### YOUR TASKS:
1. In the New Orleans festival text, which act closes the Gentilly stage on Friday?
2. Reproduce the stretch of the New Orleans festival text from "This year’s roster" through "in this show.", switching "Katy Perry" to "Bonnie Raitt".

### SOURCE TEXT:
........

We also have New Orleans acts who are now national acts, like The Revivalists and Trombone Shorty, who will headline their stages. The Revivalists are closing the Gentilly stage on Friday, and Shorty closes the whole festival every year. So that’s a great evolution.

We’re also doing a lot of tributes because we’re very tied to our ancestors. We have a tribute to Allen [Toussaint] and a tribute to Fats [Domino]. We have the “Piano Professors” tribute. The first Sunday in the jazz tent is the Ellis Marsalis Family Tribute—a tribute to Ellis, the top of the clan so to speak—with Wynton Marsalis, Branford Marsalis, Delfeayo Marsalis, Jason Marsalis and Ellis himself. So Wynton is playing with everybody in the family, which I think has only happened a couple of times.

In thinking about the national guests, we have people who have been here for many years and have been woven into the fabric of the festival. That’s how you get Santana, Van Morrison, Bonnie Raitt, Dave Matthews Band, Jimmy Buffett, Al Green, Boz Scaggs, John Fogerty, Herbie Hancock, Buddy Guy and others.

Now, having said that, you have to look both ways. I like to point out that heritage is not only looking in the rearview mirror; heritage has to be looking out the front windshield.


Jimmy Buffett and John Fogerty are two of the artists often seen walking around the festival, sampling the food and taking in the music.

Absolutely. For many years we had two festivals—we had the Fair Grounds that went until 7 p.m., and then we had The President, an art deco, side-wheeled, paddleboat steamer. The whole inside was one big ballroom with a balcony all the way around. We did James Brown, Ernie K-Doe; we did Sun Ra out in the middle of the river going in a circle chanting, “Space is the place.” One night, there was a really long line for the 8 p.m. show, and I see John Fogerty in the line. And John Fogerty, to me, was, like, Elvis. So I go up to him and I say, “Why don’t you come on in here?” And he said, “No, no, it’s OK.” So I told him, “Please, come out of this line and let us host you a little.”

Another year, I met Paul Simon on the balcony on The President. He had come to see The Neville Brothers, but he didn’t contact us. He was married to Carrie [Fisher] at the time, and there they were on the balcony. Then one night on the Blues Cruise, ZZ Top came on with their beards tucked into their shirts. And, Buffett will put on his cap and head off to go eat.

This year’s roster also includes a few notable first-timers.

Katy Perry is in that rare firmament with the top two or three women in the world. She has, from what I’ve seen on the last two tours, what might be the most highly produced arena production in the world. She’s like an Olympic athlete with what she does in this show.

[Ed. note: The Rolling Stones are no longer playing this year’s Jazz & Heritage Festival. Instead, Widespread Panic will be taking over the headlining slot on Thursday, May 2.]

The Rolling Stones are probably the biggest band in the world and they have the biggest stadium production in the world.

........

### DATA:
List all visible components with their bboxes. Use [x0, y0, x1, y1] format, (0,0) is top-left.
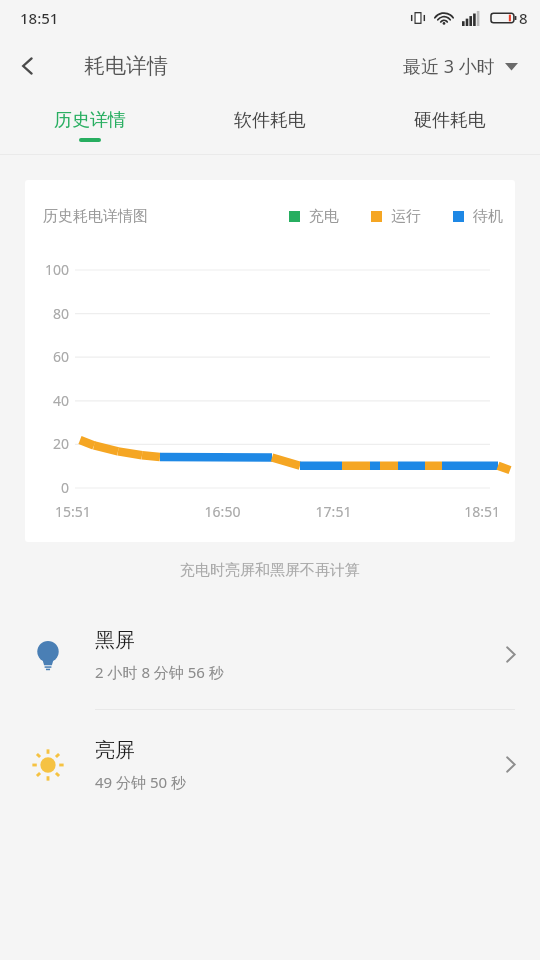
- button[interactable]: Back: [0, 38, 56, 94]
- staticText: 40: [25, 391, 69, 410]
- staticText: 15:51: [55, 502, 167, 521]
- staticText: 49 分钟 50 秒: [95, 772, 187, 792]
- button[interactable]: 黑屏: [0, 600, 540, 709]
- staticText: 80: [25, 304, 69, 323]
- staticText: 17:51: [278, 502, 389, 521]
- staticText: 亮屏: [95, 738, 135, 763]
- staticText: 16:50: [167, 502, 278, 521]
- staticText: 100: [25, 260, 69, 279]
- staticText: 历史详情: [54, 109, 126, 132]
- staticText: 耗电详情: [84, 53, 168, 79]
- staticText: 充电时亮屏和黑屏不再计算: [0, 561, 540, 580]
- staticText: 待机: [473, 207, 503, 226]
- staticText: 60: [25, 347, 69, 366]
- button[interactable]: 硬件耗电: [360, 96, 540, 154]
- staticText: 0: [25, 478, 69, 497]
- staticText: 硬件耗电: [414, 109, 486, 132]
- button[interactable]: 软件耗电: [180, 96, 360, 154]
- staticText: 运行: [391, 207, 421, 226]
- button[interactable]: 最近 3 小时: [399, 48, 522, 85]
- button[interactable]: 历史详情: [0, 96, 180, 154]
- staticText: 充电: [309, 207, 339, 226]
- staticText: 2 小时 8 分钟 56 秒: [95, 662, 224, 682]
- staticText: 最近 3 小时: [403, 54, 495, 79]
- staticText: 黑屏: [95, 628, 135, 653]
- staticText: 18:51: [389, 502, 500, 521]
- staticText: 历史耗电详情图: [43, 207, 148, 226]
- staticText: 18:51: [20, 8, 59, 28]
- staticText: 8: [519, 8, 528, 28]
- button[interactable]: 亮屏: [0, 710, 540, 819]
- staticText: 软件耗电: [234, 109, 306, 132]
- staticText: 20: [25, 434, 69, 453]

........

### OUTPUTS FOR THE TASKS:
1. The Revivalists

2.
This year’s roster also includes a few notable first-timers.

Bonnie Raitt is in that rare firmament with the top two or three women in the world. She has, from what I’ve seen on the last two tours, what might be the most highly produced arena production in the world. She’s like an Olympic athlete with what she does in this show.